### INSTRUCTIONS FOR THE TASK
Below are some records; give them all again exactly, but not the pictures.

──────── ITEMS

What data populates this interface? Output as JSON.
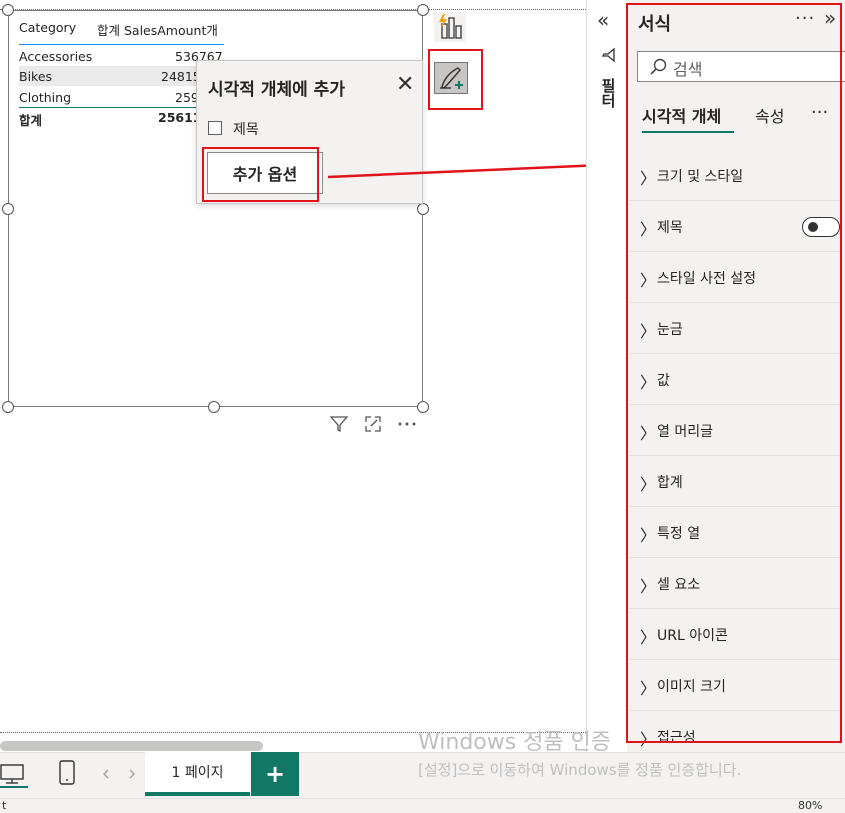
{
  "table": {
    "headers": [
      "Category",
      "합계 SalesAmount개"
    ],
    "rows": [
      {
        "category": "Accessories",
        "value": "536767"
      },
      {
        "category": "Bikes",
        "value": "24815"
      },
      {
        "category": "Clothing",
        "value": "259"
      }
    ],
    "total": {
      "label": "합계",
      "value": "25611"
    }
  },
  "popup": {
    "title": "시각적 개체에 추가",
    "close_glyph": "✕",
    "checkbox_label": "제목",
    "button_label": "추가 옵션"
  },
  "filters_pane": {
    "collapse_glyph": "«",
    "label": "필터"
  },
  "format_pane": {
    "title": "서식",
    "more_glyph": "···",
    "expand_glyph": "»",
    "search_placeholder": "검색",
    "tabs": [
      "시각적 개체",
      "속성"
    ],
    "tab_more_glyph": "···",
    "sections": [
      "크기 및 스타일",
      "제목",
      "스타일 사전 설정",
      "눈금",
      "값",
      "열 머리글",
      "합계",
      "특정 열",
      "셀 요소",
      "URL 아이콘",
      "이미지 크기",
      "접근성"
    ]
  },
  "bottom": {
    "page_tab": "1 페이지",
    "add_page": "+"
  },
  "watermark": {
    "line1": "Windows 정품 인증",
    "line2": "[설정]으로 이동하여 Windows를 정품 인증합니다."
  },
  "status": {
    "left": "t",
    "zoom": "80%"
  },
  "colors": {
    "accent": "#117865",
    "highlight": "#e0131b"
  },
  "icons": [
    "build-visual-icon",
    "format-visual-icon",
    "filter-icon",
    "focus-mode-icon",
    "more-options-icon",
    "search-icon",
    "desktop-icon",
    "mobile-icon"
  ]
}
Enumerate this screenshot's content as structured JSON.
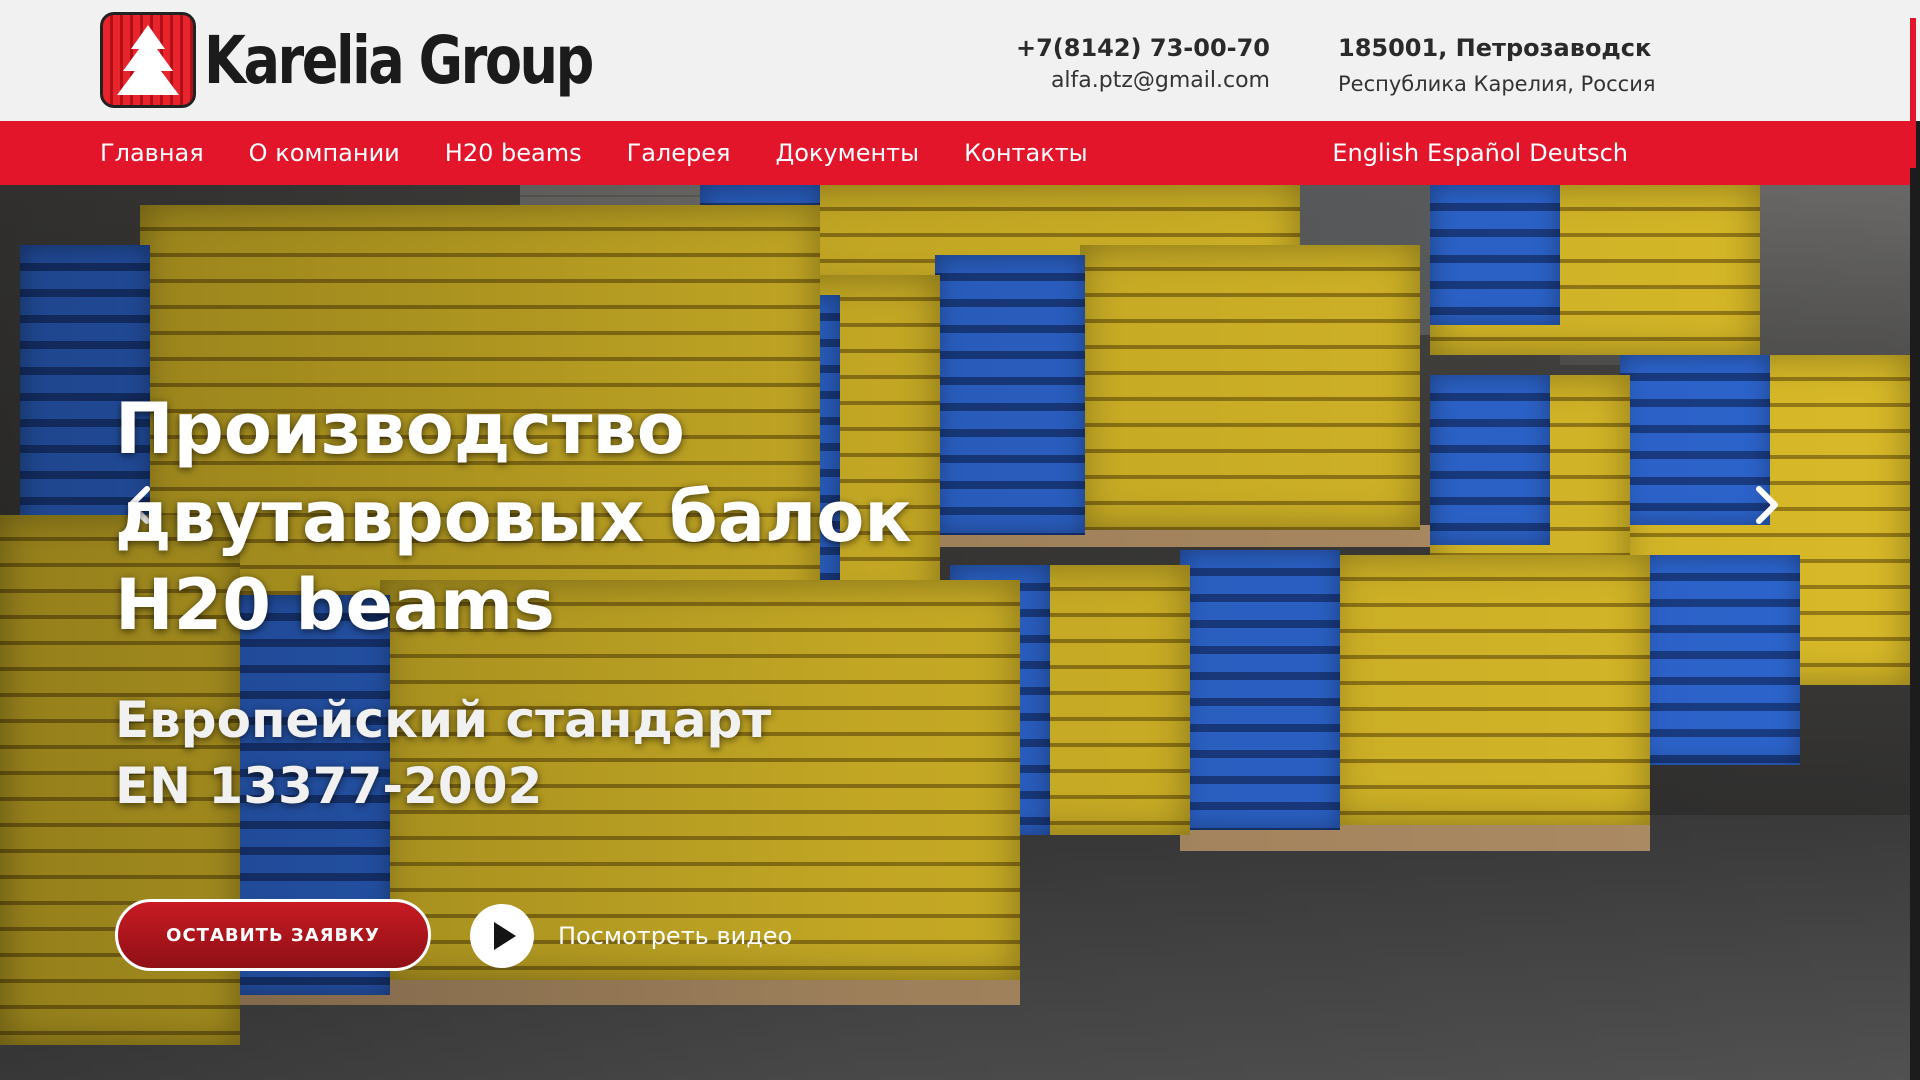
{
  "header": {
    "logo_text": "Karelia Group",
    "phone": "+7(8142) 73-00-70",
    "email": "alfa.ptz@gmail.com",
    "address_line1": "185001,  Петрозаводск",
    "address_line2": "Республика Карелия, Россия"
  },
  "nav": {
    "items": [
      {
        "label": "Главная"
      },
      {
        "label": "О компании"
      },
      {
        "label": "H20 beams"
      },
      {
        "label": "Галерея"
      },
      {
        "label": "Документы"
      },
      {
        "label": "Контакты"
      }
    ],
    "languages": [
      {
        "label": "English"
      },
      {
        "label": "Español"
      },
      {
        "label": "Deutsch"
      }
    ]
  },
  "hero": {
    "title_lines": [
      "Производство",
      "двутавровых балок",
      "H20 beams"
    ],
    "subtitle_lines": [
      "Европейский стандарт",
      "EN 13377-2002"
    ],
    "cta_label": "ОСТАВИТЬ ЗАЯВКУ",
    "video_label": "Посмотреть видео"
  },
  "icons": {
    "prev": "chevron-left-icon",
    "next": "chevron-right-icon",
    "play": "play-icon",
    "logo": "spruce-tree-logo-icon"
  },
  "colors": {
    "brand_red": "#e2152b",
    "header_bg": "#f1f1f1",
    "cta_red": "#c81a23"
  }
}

────────────────

### EXERCISE SOLUTION
What data populates this interface? Output as JSON.
{
  "table": {
    "headers": [
      "Category",
      "합계 SalesAmount개"
    ],
    "rows": [
      {
        "category": "Accessories",
        "value": "536767"
      },
      {
        "category": "Bikes",
        "value": "24815"
      },
      {
        "category": "Clothing",
        "value": "259"
      }
    ],
    "total": {
      "label": "합계",
      "value": "25611"
    }
  },
  "popup": {
    "title": "시각적 개체에 추가",
    "close_glyph": "✕",
    "checkbox_label": "제목",
    "button_label": "추가 옵션"
  },
  "filters_pane": {
    "collapse_glyph": "«",
    "label": "필터"
  },
  "format_pane": {
    "title": "서식",
    "more_glyph": "···",
    "expand_glyph": "»",
    "search_placeholder": "검색",
    "tabs": [
      "시각적 개체",
      "속성"
    ],
    "tab_more_glyph": "···",
    "sections": [
      "크기 및 스타일",
      "제목",
      "스타일 사전 설정",
      "눈금",
      "값",
      "열 머리글",
      "합계",
      "특정 열",
      "셀 요소",
      "URL 아이콘",
      "이미지 크기",
      "접근성"
    ]
  },
  "bottom": {
    "page_tab": "1 페이지",
    "add_page": "+"
  },
  "watermark": {
    "line1": "Windows 정품 인증",
    "line2": "[설정]으로 이동하여 Windows를 정품 인증합니다."
  },
  "status": {
    "left": "t",
    "zoom": "80%"
  },
  "colors": {
    "accent": "#117865",
    "highlight": "#e0131b"
  },
  "icons": [
    "build-visual-icon",
    "format-visual-icon",
    "filter-icon",
    "focus-mode-icon",
    "more-options-icon",
    "search-icon",
    "desktop-icon",
    "mobile-icon"
  ]
}
Enumerate this screenshot's content as structured JSON.
{
  "header": {
    "logo_text": "Karelia Group",
    "phone": "+7(8142) 73-00-70",
    "email": "alfa.ptz@gmail.com",
    "address_line1": "185001,  Петрозаводск",
    "address_line2": "Республика Карелия, Россия"
  },
  "nav": {
    "items": [
      {
        "label": "Главная"
      },
      {
        "label": "О компании"
      },
      {
        "label": "H20 beams"
      },
      {
        "label": "Галерея"
      },
      {
        "label": "Документы"
      },
      {
        "label": "Контакты"
      }
    ],
    "languages": [
      {
        "label": "English"
      },
      {
        "label": "Español"
      },
      {
        "label": "Deutsch"
      }
    ]
  },
  "hero": {
    "title_lines": [
      "Производство",
      "двутавровых балок",
      "H20 beams"
    ],
    "subtitle_lines": [
      "Европейский стандарт",
      "EN 13377-2002"
    ],
    "cta_label": "ОСТАВИТЬ ЗАЯВКУ",
    "video_label": "Посмотреть видео"
  },
  "icons": {
    "prev": "chevron-left-icon",
    "next": "chevron-right-icon",
    "play": "play-icon",
    "logo": "spruce-tree-logo-icon"
  },
  "colors": {
    "brand_red": "#e2152b",
    "header_bg": "#f1f1f1",
    "cta_red": "#c81a23"
  }
}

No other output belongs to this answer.